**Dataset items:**
________________
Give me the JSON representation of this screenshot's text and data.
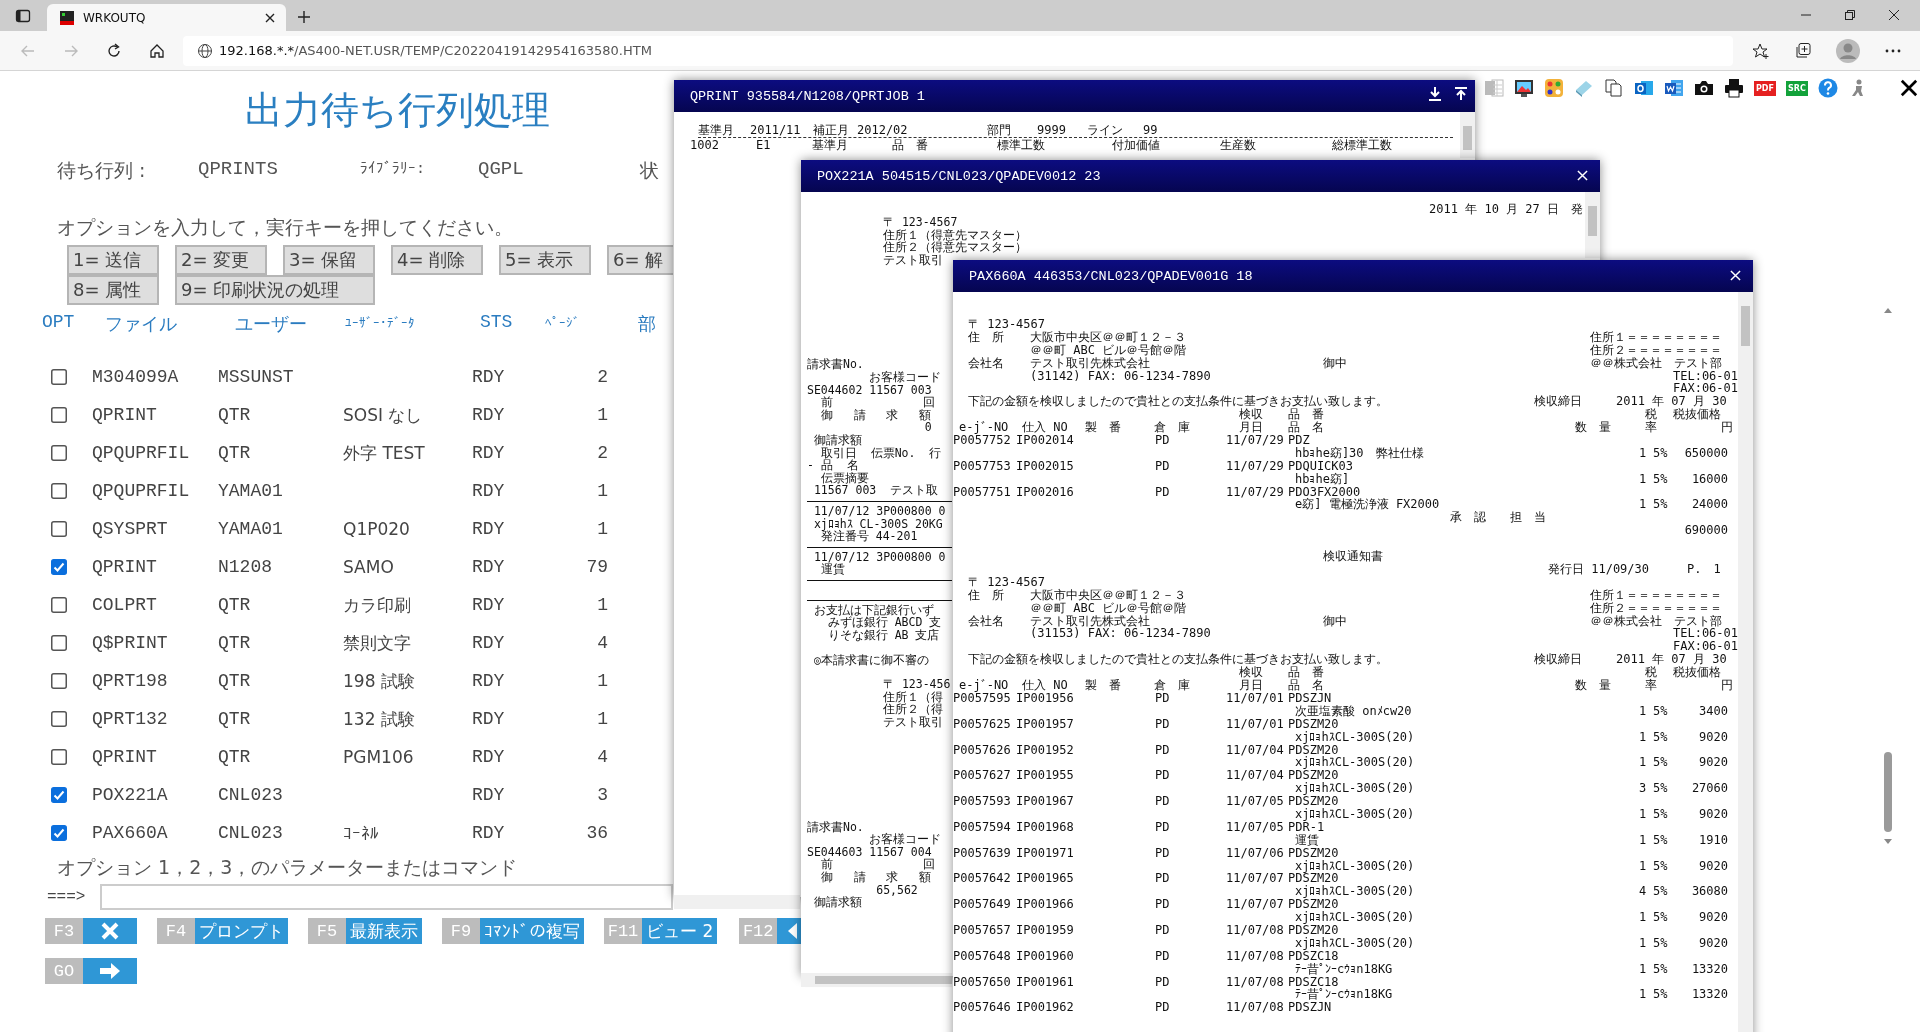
{
  "browser": {
    "tab": {
      "title": "WRKOUTQ"
    },
    "url": {
      "host": "192.168.*.*",
      "path": "/AS400-NET.USR/TEMP/C20220419142954163580.HTM"
    }
  },
  "page": {
    "title": "出力待ち行列処理",
    "queue": {
      "label": "待ち行列 :",
      "value": "QPRINTS",
      "library_label": "ﾗｲﾌﾞﾗﾘｰ:",
      "library": "QGPL",
      "status_label": "状"
    },
    "instruction": "オプションを入力して，実行キーを押してください。",
    "options": [
      [
        "1=  送信",
        "2=  変更",
        "3=  保留",
        "4=  削除",
        "5=  表示",
        "6=  解"
      ],
      [
        "8=  属性",
        "9=  印刷状況の処理"
      ]
    ],
    "columns": [
      "OPT",
      "ファイル",
      "ユーザー",
      "ﾕｰｻﾞｰ･ﾃﾞｰﾀ",
      "STS",
      "ﾍﾟｰｼﾞ",
      "部"
    ],
    "rows": [
      {
        "checked": false,
        "file": "M304099A",
        "user": "MSSUNST",
        "status": "RDY",
        "pages": "2"
      },
      {
        "checked": false,
        "file": "QPRINT",
        "user": "QTR",
        "user_data": "SOSI なし",
        "status": "RDY",
        "pages": "1"
      },
      {
        "checked": false,
        "file": "QPQUPRFIL",
        "user": "QTR",
        "user_data": "外字 TEST",
        "status": "RDY",
        "pages": "2"
      },
      {
        "checked": false,
        "file": "QPQUPRFIL",
        "user": "YAMA01",
        "status": "RDY",
        "pages": "1"
      },
      {
        "checked": false,
        "file": "QSYSPRT",
        "user": "YAMA01",
        "user_data": "Q1P020",
        "status": "RDY",
        "pages": "1"
      },
      {
        "checked": true,
        "file": "QPRINT",
        "user": "N1208",
        "user_data": "SAMO",
        "status": "RDY",
        "pages": "79"
      },
      {
        "checked": false,
        "file": "COLPRT",
        "user": "QTR",
        "user_data": "カラ印刷",
        "status": "RDY",
        "pages": "1"
      },
      {
        "checked": false,
        "file": "Q$PRINT",
        "user": "QTR",
        "user_data": "禁則文字",
        "status": "RDY",
        "pages": "4"
      },
      {
        "checked": false,
        "file": "QPRT198",
        "user": "QTR",
        "user_data": "198 試験",
        "status": "RDY",
        "pages": "1"
      },
      {
        "checked": false,
        "file": "QPRT132",
        "user": "QTR",
        "user_data": "132 試験",
        "status": "RDY",
        "pages": "1"
      },
      {
        "checked": false,
        "file": "QPRINT",
        "user": "QTR",
        "user_data": "PGM106",
        "status": "RDY",
        "pages": "4"
      },
      {
        "checked": true,
        "file": "POX221A",
        "user": "CNL023",
        "status": "RDY",
        "pages": "3"
      },
      {
        "checked": true,
        "file": "PAX660A",
        "user": "CNL023",
        "user_data": "ｺｰﾈﾙ",
        "status": "RDY",
        "pages": "36"
      }
    ],
    "command_label": "オプション 1，2，3，のパラメーターまたはコマンド",
    "prompt": "===>",
    "fkeys": [
      {
        "key": "F3",
        "kind": "close"
      },
      {
        "key": "F4",
        "label": "プロンプト"
      },
      {
        "key": "F5",
        "label": "最新表示"
      },
      {
        "key": "F9",
        "label": "ｺﾏﾝﾄﾞの複写"
      },
      {
        "key": "F11",
        "label": "ビュー 2"
      },
      {
        "key": "F12",
        "kind": "back"
      }
    ],
    "go": {
      "key": "GO",
      "kind": "enter"
    }
  },
  "tools": [
    {
      "kind": "spreadsheet"
    },
    {
      "kind": "image"
    },
    {
      "kind": "palette"
    },
    {
      "kind": "note"
    },
    {
      "kind": "copy"
    },
    {
      "kind": "mail"
    },
    {
      "kind": "document"
    },
    {
      "kind": "camera"
    },
    {
      "kind": "printer"
    },
    {
      "kind": "pdf",
      "label": "PDF"
    },
    {
      "kind": "src",
      "label": "SRC"
    },
    {
      "kind": "help"
    },
    {
      "kind": "figure"
    },
    {
      "kind": "close"
    }
  ],
  "qprint": {
    "title": "QPRINT 935584/N1208/QPRTJOB 1",
    "header": [
      "基準月",
      "2011/11",
      "補正月",
      "2012/02",
      "部門",
      "9999",
      "ライン",
      "99"
    ],
    "row": [
      "1002",
      "E1",
      "基準月",
      "品　番",
      "標準工数",
      "付加価値",
      "生産数",
      "総標準工数"
    ]
  },
  "pox": {
    "title": "POX221A 504515/CNL023/QPADEV0012 23",
    "date": "2011 年 10 月 27 日　発",
    "sections": [
      {
        "kind": "address",
        "lines": [
          "〒 123-4567",
          "住所１（得意先マスター）",
          "住所２（得意先マスター）",
          "テスト取引"
        ]
      },
      {
        "kind": "gap"
      },
      {
        "kind": "text",
        "lines": [
          "請求書No.",
          "         お客様コード",
          "SE044602 11567 003",
          "  前             回",
          "  御   請   求   額",
          "                 0",
          " 御請求額",
          "  取引日  伝票No.  行",
          "- 品  名",
          "  伝票摘要",
          " 11567 003  テスト取"
        ]
      },
      {
        "kind": "rule"
      },
      {
        "kind": "text",
        "lines": [
          " 11/07/12 3P000800 0",
          " xjﾛｮhｽ CL-300S 20KG",
          "  発注番号 44-201"
        ]
      },
      {
        "kind": "rule"
      },
      {
        "kind": "text",
        "lines": [
          " 11/07/12 3P000800 0",
          "  運賃"
        ]
      },
      {
        "kind": "rule"
      },
      {
        "kind": "blank"
      },
      {
        "kind": "rule"
      },
      {
        "kind": "text",
        "lines": [
          " お支払は下記銀行いず",
          "   みずほ銀行 ABCD 支",
          "   りそな銀行 AB 支店"
        ]
      },
      {
        "kind": "blank"
      },
      {
        "kind": "text",
        "lines": [
          " ◎本請求書に御不審の"
        ]
      },
      {
        "kind": "blank"
      },
      {
        "kind": "address",
        "lines": [
          "〒 123-456",
          "住所１（得",
          "住所２（得",
          "テスト取引"
        ]
      },
      {
        "kind": "gap"
      },
      {
        "kind": "text",
        "lines": [
          "請求書No.",
          "         お客様コード",
          "SE044603 11567 004",
          "  前             回",
          "  御   請   求   額",
          "          65,562",
          " 御請求額"
        ]
      }
    ]
  },
  "pax": {
    "title": "PAX660A 446353/CNL023/QPADEV001G 18",
    "documents": [
      {
        "address": {
          "postal": "〒 123-4567",
          "address_label": "住　所",
          "lines": [
            "大阪市中央区＠＠町１２－３",
            "＠＠町 ABC ビル＠号館＠階"
          ],
          "company_label": "会社名",
          "company": "テスト取引先株式会社",
          "honorific": "御中",
          "fax": "(31142) FAX: 06-1234-7890",
          "sender": [
            "住所１＝＝＝＝＝＝＝＝",
            "住所２＝＝＝＝＝＝＝＝",
            "＠＠株式会社　テスト部",
            "TEL:06-01",
            "FAX:06-01"
          ]
        },
        "notice": {
          "text": "下記の金額を検収しましたので貴社との支払条件に基づきお支払い致します。",
          "closing_label": "検収締日",
          "closing_date": "2011 年 07 月 30"
        },
        "columns": {
          "top": [
            "検収",
            "品　番",
            "税",
            "税抜価格"
          ],
          "bottom": [
            "e-jﾞ-NO",
            "仕入 NO",
            "製　番",
            "倉　庫",
            "月日",
            "品　名",
            "数　量",
            "率",
            "円"
          ]
        },
        "items": [
          {
            "order": "P0057752",
            "purchase": "IP002014",
            "warehouse": "PD",
            "date": "11/07/29",
            "code": "PDZ",
            "name": "hbｮhe窈]30　弊社仕様",
            "qty": "1",
            "rate": "5%",
            "amount": "650000"
          },
          {
            "order": "P0057753",
            "purchase": "IP002015",
            "warehouse": "PD",
            "date": "11/07/29",
            "code": "PDQUICK03",
            "name": "hbｮhe窈]",
            "qty": "1",
            "rate": "5%",
            "amount": "16000"
          },
          {
            "order": "P0057751",
            "purchase": "IP002016",
            "warehouse": "PD",
            "date": "11/07/29",
            "code": "PDO3FX2000",
            "name": "e窈] 電極洗浄液 FX2000",
            "qty": "1",
            "rate": "5%",
            "amount": "24000"
          }
        ],
        "approval": "承　認　　担　当",
        "total": "690000"
      },
      {
        "heading": {
          "title": "検収通知書",
          "issued": "発行日 11/09/30",
          "page": "P.　1"
        },
        "address": {
          "postal": "〒 123-4567",
          "address_label": "住　所",
          "lines": [
            "大阪市中央区＠＠町１２－３",
            "＠＠町 ABC ビル＠号館＠階"
          ],
          "company_label": "会社名",
          "company": "テスト取引先株式会社",
          "honorific": "御中",
          "fax": "(31153) FAX: 06-1234-7890",
          "sender": [
            "住所１＝＝＝＝＝＝＝＝",
            "住所２＝＝＝＝＝＝＝＝",
            "＠＠株式会社　テスト部",
            "TEL:06-01",
            "FAX:06-01"
          ]
        },
        "notice": {
          "text": "下記の金額を検収しましたので貴社との支払条件に基づきお支払い致します。",
          "closing_label": "検収締日",
          "closing_date": "2011 年 07 月 30"
        },
        "columns": {
          "top": [
            "検収",
            "品　番",
            "税",
            "税抜価格"
          ],
          "bottom": [
            "e-jﾞ-NO",
            "仕入 NO",
            "製　番",
            "倉　庫",
            "月日",
            "品　名",
            "数　量",
            "率",
            "円"
          ]
        },
        "items": [
          {
            "order": "P0057595",
            "purchase": "IP001956",
            "warehouse": "PD",
            "date": "11/07/01",
            "code": "PDSZJN",
            "name": "次亜塩素酸 onﾒcw20",
            "qty": "1",
            "rate": "5%",
            "amount": "3400"
          },
          {
            "order": "P0057625",
            "purchase": "IP001957",
            "warehouse": "PD",
            "date": "11/07/01",
            "code": "PDSZM20",
            "name": "xjﾛｮhｽCL-300S(20)",
            "qty": "1",
            "rate": "5%",
            "amount": "9020"
          },
          {
            "order": "P0057626",
            "purchase": "IP001952",
            "warehouse": "PD",
            "date": "11/07/04",
            "code": "PDSZM20",
            "name": "xjﾛｮhｽCL-300S(20)",
            "qty": "1",
            "rate": "5%",
            "amount": "9020"
          },
          {
            "order": "P0057627",
            "purchase": "IP001955",
            "warehouse": "PD",
            "date": "11/07/04",
            "code": "PDSZM20",
            "name": "xjﾛｮhｽCL-300S(20)",
            "qty": "3",
            "rate": "5%",
            "amount": "27060"
          },
          {
            "order": "P0057593",
            "purchase": "IP001967",
            "warehouse": "PD",
            "date": "11/07/05",
            "code": "PDSZM20",
            "name": "xjﾛｮhｽCL-300S(20)",
            "qty": "1",
            "rate": "5%",
            "amount": "9020"
          },
          {
            "order": "P0057594",
            "purchase": "IP001968",
            "warehouse": "PD",
            "date": "11/07/05",
            "code": "PDR-1",
            "name": "運賃",
            "qty": "1",
            "rate": "5%",
            "amount": "1910"
          },
          {
            "order": "P0057639",
            "purchase": "IP001971",
            "warehouse": "PD",
            "date": "11/07/06",
            "code": "PDSZM20",
            "name": "xjﾛｮhｽCL-300S(20)",
            "qty": "1",
            "rate": "5%",
            "amount": "9020"
          },
          {
            "order": "P0057642",
            "purchase": "IP001965",
            "warehouse": "PD",
            "date": "11/07/07",
            "code": "PDSZM20",
            "name": "xjﾛｮhｽCL-300S(20)",
            "qty": "4",
            "rate": "5%",
            "amount": "36080"
          },
          {
            "order": "P0057649",
            "purchase": "IP001966",
            "warehouse": "PD",
            "date": "11/07/07",
            "code": "PDSZM20",
            "name": "xjﾛｮhｽCL-300S(20)",
            "qty": "1",
            "rate": "5%",
            "amount": "9020"
          },
          {
            "order": "P0057657",
            "purchase": "IP001959",
            "warehouse": "PD",
            "date": "11/07/08",
            "code": "PDSZM20",
            "name": "xjﾛｮhｽCL-300S(20)",
            "qty": "1",
            "rate": "5%",
            "amount": "9020"
          },
          {
            "order": "P0057648",
            "purchase": "IP001960",
            "warehouse": "PD",
            "date": "11/07/08",
            "code": "PDSZC18",
            "name": "ﾃｰ昔ﾟﾝｰcｳｮn18KG",
            "qty": "1",
            "rate": "5%",
            "amount": "13320"
          },
          {
            "order": "P0057650",
            "purchase": "IP001961",
            "warehouse": "PD",
            "date": "11/07/08",
            "code": "PDSZC18",
            "name": "ﾃｰ昔ﾟﾝｰcｳｮn18KG",
            "qty": "1",
            "rate": "5%",
            "amount": "13320"
          },
          {
            "order": "P0057646",
            "purchase": "IP001962",
            "warehouse": "PD",
            "date": "11/07/08",
            "code": "PDSZJN"
          }
        ]
      }
    ]
  }
}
________________
**Aim of the task:** Where does the word "title" appear? Return each line that holds it.

**Result:**
      "title": "WRKOUTQ"
    "title": "出力待ち行列処理",
    "title": "QPRINT 935584/N1208/QPRTJOB 1",
    "title": "POX221A 504515/CNL023/QPADEV0012 23",
    "title": "PAX660A 446353/CNL023/QPADEV001G 18",
          "title": "検収通知書",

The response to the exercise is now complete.